> **Provided data**
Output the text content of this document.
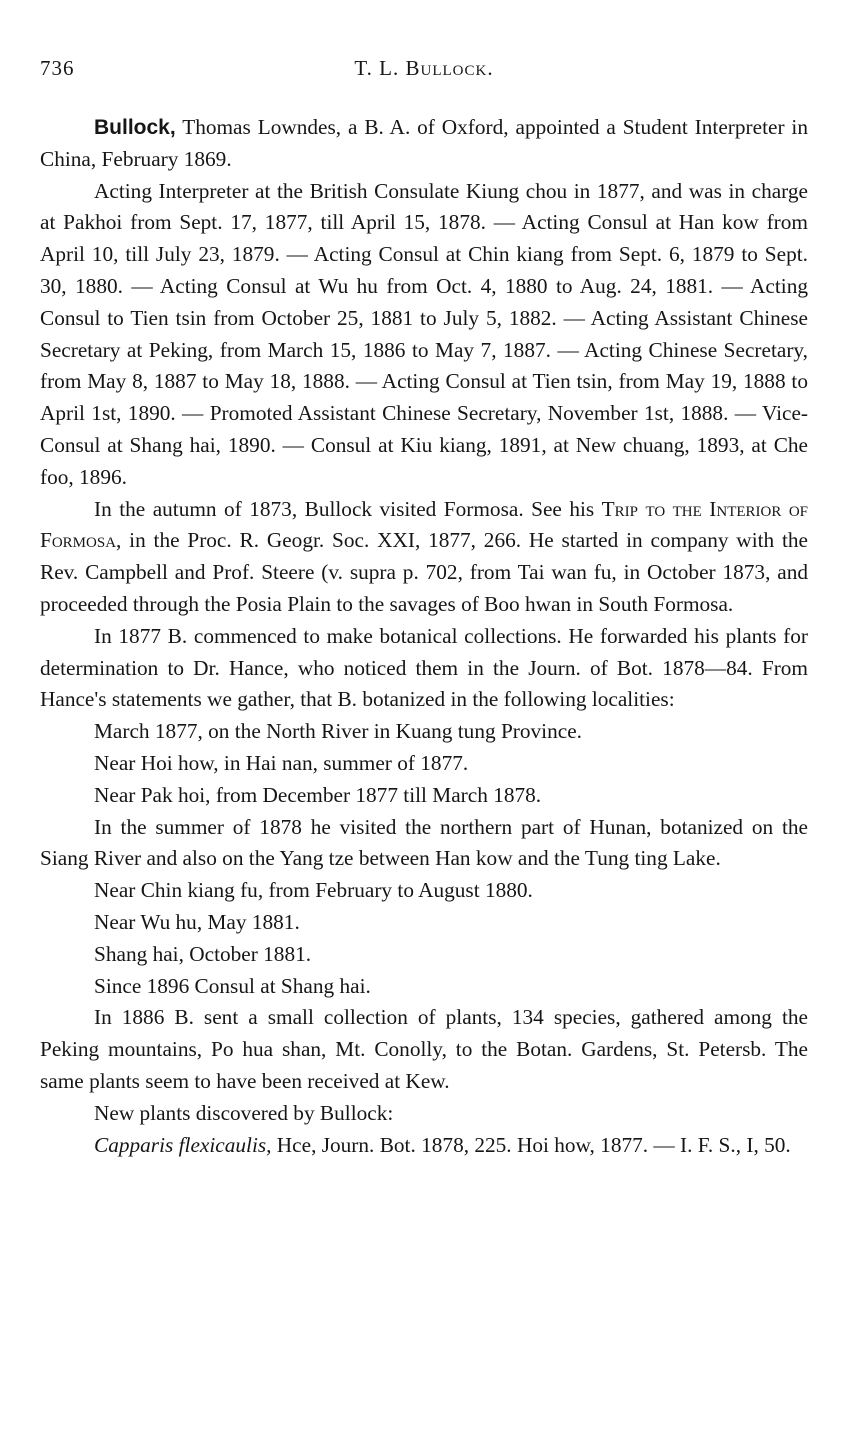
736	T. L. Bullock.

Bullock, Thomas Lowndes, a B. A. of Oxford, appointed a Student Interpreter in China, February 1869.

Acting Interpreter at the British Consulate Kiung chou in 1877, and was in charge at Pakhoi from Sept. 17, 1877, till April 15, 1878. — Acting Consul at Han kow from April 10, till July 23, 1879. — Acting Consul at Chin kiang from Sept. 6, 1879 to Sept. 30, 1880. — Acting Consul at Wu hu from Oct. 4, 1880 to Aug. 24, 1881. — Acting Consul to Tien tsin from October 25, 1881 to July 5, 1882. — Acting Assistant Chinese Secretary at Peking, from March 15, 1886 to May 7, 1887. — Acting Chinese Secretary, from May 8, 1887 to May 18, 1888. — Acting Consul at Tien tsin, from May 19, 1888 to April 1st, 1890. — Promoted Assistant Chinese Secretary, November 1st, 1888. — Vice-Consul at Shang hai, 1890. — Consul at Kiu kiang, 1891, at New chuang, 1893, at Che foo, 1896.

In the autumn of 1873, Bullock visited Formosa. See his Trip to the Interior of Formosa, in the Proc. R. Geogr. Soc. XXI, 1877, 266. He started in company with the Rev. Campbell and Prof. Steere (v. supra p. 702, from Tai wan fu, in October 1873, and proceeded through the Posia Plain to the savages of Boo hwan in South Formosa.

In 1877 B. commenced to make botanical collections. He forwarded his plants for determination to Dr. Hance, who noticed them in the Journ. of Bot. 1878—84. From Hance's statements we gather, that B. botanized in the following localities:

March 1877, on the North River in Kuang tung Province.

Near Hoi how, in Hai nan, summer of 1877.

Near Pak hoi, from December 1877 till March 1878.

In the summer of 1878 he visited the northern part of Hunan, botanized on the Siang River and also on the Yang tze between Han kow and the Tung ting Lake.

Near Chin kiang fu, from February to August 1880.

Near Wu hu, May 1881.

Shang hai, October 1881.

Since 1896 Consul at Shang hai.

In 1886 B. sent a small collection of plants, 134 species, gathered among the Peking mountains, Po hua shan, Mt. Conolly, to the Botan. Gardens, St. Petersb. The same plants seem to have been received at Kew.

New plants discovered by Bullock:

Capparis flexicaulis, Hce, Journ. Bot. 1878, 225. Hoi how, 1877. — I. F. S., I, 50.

> **Directions for this task**
Copy out each line exactly, without the pictures.

> **The output**
Output the text content of this document.
736	T. L. Bullock.

Bullock, Thomas Lowndes, a B. A. of Oxford, appointed a Student Interpreter in China, February 1869.

Acting Interpreter at the British Consulate Kiung chou in 1877, and was in charge at Pakhoi from Sept. 17, 1877, till April 15, 1878. — Acting Consul at Han kow from April 10, till July 23, 1879. — Acting Consul at Chin kiang from Sept. 6, 1879 to Sept. 30, 1880. — Acting Consul at Wu hu from Oct. 4, 1880 to Aug. 24, 1881. — Acting Consul to Tien tsin from October 25, 1881 to July 5, 1882. — Acting Assistant Chinese Secretary at Peking, from March 15, 1886 to May 7, 1887. — Acting Chinese Secretary, from May 8, 1887 to May 18, 1888. — Acting Consul at Tien tsin, from May 19, 1888 to April 1st, 1890. — Promoted Assistant Chinese Secretary, November 1st, 1888. — Vice-Consul at Shang hai, 1890. — Consul at Kiu kiang, 1891, at New chuang, 1893, at Che foo, 1896.

In the autumn of 1873, Bullock visited Formosa. See his Trip to the Interior of Formosa, in the Proc. R. Geogr. Soc. XXI, 1877, 266. He started in company with the Rev. Campbell and Prof. Steere (v. supra p. 702, from Tai wan fu, in October 1873, and proceeded through the Posia Plain to the savages of Boo hwan in South Formosa.

In 1877 B. commenced to make botanical collections. He forwarded his plants for determination to Dr. Hance, who noticed them in the Journ. of Bot. 1878—84. From Hance's statements we gather, that B. botanized in the following localities:

March 1877, on the North River in Kuang tung Province.

Near Hoi how, in Hai nan, summer of 1877.

Near Pak hoi, from December 1877 till March 1878.

In the summer of 1878 he visited the northern part of Hunan, botanized on the Siang River and also on the Yang tze between Han kow and the Tung ting Lake.

Near Chin kiang fu, from February to August 1880.

Near Wu hu, May 1881.

Shang hai, October 1881.

Since 1896 Consul at Shang hai.

In 1886 B. sent a small collection of plants, 134 species, gathered among the Peking mountains, Po hua shan, Mt. Conolly, to the Botan. Gardens, St. Petersb. The same plants seem to have been received at Kew.

New plants discovered by Bullock:

Capparis flexicaulis, Hce, Journ. Bot. 1878, 225. Hoi how, 1877. — I. F. S., I, 50.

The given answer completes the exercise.